Task statement: Extract each line bearing the word "main".

Materials provided:
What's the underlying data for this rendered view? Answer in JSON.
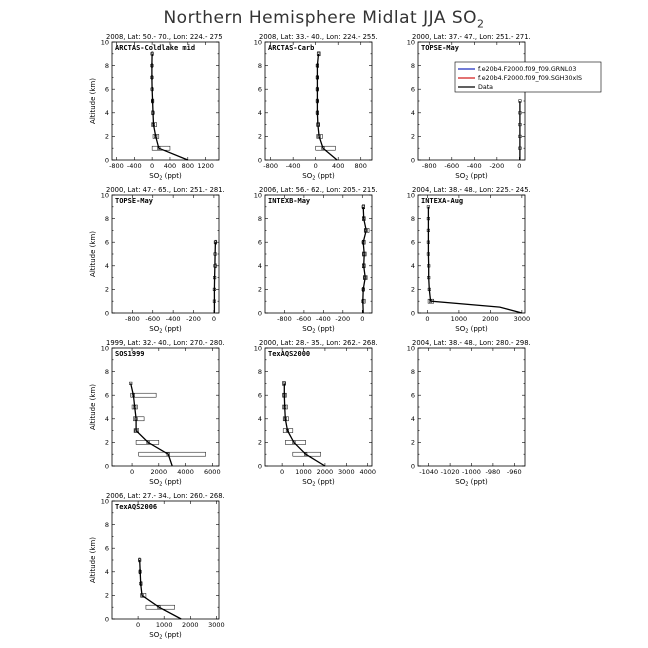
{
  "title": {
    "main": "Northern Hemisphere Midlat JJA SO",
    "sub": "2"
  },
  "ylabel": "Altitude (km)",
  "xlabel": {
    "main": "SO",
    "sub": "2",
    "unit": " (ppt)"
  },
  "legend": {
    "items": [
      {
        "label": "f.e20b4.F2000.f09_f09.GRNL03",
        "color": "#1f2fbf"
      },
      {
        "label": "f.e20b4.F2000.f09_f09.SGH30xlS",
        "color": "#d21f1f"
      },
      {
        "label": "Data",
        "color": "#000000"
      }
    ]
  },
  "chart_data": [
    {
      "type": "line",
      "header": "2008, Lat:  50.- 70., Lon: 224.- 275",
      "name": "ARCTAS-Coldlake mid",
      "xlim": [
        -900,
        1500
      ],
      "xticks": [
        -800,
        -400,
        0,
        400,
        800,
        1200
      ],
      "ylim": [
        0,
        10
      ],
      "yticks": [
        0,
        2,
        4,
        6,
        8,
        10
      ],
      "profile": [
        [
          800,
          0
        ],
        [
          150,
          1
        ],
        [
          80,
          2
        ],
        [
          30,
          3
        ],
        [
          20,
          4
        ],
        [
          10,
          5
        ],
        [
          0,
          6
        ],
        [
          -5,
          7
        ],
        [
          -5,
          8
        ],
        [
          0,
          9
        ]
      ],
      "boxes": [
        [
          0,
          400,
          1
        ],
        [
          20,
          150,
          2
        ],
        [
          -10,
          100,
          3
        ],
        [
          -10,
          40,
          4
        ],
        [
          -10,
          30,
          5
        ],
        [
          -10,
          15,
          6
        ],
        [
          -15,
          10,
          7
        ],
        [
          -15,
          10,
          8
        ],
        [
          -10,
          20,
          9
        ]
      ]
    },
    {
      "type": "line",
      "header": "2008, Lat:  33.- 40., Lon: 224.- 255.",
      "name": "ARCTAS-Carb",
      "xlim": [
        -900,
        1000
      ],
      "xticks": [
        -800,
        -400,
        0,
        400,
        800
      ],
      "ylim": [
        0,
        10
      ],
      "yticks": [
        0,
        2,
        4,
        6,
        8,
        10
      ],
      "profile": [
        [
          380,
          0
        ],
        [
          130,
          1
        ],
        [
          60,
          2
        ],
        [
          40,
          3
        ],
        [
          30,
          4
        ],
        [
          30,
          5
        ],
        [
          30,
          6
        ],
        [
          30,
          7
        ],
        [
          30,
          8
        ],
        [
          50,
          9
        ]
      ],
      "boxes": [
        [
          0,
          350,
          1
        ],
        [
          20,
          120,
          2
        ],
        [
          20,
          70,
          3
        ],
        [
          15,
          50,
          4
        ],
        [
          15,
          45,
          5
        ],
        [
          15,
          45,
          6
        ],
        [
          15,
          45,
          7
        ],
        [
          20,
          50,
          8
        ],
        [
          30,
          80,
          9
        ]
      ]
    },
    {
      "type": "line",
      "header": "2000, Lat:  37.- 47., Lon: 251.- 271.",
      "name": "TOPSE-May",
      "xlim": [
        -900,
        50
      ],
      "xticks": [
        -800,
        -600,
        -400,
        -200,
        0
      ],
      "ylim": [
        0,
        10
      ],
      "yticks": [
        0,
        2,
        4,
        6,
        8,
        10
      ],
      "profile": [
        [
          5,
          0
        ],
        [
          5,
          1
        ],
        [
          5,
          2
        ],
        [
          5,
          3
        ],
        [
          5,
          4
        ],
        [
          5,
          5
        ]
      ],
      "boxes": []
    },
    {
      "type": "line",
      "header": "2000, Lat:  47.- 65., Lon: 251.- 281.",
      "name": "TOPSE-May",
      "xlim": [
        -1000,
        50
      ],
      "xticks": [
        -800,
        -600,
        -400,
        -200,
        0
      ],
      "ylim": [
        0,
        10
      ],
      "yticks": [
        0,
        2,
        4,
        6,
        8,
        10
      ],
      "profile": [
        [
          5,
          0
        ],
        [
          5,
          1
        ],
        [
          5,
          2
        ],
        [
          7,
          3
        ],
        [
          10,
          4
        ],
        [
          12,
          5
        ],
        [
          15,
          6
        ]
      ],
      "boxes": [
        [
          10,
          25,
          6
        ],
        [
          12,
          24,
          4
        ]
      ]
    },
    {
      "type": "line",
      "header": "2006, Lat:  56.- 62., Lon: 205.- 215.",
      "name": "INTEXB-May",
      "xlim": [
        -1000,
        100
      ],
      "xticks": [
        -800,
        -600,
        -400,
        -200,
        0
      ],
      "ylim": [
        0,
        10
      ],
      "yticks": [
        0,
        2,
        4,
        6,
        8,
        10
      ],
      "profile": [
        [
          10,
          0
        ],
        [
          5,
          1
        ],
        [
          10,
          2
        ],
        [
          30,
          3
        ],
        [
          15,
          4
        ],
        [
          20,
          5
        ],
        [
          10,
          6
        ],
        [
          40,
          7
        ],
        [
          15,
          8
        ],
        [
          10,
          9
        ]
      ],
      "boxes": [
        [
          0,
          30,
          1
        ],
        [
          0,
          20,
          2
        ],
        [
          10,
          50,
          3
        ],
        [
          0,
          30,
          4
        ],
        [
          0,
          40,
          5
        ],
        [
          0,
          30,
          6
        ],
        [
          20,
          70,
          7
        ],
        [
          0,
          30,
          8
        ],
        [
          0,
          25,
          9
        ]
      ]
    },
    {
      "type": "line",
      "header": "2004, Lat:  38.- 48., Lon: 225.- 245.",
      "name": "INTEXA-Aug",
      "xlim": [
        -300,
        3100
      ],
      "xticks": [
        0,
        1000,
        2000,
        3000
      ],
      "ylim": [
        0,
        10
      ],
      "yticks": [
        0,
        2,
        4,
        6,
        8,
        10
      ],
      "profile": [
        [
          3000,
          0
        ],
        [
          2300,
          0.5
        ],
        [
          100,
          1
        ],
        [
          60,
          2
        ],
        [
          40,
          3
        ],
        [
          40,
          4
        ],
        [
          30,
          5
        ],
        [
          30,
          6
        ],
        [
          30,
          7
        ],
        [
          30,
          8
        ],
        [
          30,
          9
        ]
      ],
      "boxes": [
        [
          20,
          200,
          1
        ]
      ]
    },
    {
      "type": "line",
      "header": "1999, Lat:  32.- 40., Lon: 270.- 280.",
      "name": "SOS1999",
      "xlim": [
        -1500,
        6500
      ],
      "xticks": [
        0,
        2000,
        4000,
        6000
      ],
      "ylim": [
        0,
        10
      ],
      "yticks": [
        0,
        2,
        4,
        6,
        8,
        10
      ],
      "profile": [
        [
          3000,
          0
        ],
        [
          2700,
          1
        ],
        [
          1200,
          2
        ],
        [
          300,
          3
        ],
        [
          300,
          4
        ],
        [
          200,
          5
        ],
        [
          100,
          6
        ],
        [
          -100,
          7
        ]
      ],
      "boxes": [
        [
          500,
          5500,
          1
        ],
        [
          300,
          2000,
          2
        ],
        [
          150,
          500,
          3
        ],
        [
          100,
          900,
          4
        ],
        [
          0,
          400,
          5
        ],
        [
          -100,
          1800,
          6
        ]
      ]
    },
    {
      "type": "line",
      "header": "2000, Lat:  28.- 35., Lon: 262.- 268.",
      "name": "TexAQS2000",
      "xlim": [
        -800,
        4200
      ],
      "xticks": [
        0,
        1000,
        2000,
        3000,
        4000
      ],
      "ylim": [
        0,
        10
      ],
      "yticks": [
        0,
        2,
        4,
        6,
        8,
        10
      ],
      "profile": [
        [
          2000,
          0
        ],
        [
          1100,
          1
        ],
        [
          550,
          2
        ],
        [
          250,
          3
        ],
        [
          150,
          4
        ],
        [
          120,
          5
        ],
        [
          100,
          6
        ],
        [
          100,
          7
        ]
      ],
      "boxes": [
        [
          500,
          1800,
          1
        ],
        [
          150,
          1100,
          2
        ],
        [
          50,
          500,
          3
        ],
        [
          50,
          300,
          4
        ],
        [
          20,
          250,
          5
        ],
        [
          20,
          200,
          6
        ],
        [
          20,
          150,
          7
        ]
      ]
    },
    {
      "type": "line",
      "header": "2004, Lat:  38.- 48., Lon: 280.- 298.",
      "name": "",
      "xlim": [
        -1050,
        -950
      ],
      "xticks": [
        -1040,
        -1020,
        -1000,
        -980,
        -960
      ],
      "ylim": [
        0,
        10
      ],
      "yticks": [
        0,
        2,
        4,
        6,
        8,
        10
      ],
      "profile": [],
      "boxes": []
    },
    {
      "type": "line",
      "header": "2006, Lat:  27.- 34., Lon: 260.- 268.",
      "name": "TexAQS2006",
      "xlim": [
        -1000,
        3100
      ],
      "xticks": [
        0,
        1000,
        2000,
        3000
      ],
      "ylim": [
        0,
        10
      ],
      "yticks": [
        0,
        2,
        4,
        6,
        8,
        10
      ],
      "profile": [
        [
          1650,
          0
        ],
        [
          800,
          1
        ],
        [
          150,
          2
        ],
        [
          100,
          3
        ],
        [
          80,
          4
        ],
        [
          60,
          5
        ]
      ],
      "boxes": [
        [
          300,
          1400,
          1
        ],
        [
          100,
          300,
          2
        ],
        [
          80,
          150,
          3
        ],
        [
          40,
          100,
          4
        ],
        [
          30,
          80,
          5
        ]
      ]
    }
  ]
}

Problem solution:
    "main": "Northern Hemisphere Midlat JJA SO",
    "main": "SO",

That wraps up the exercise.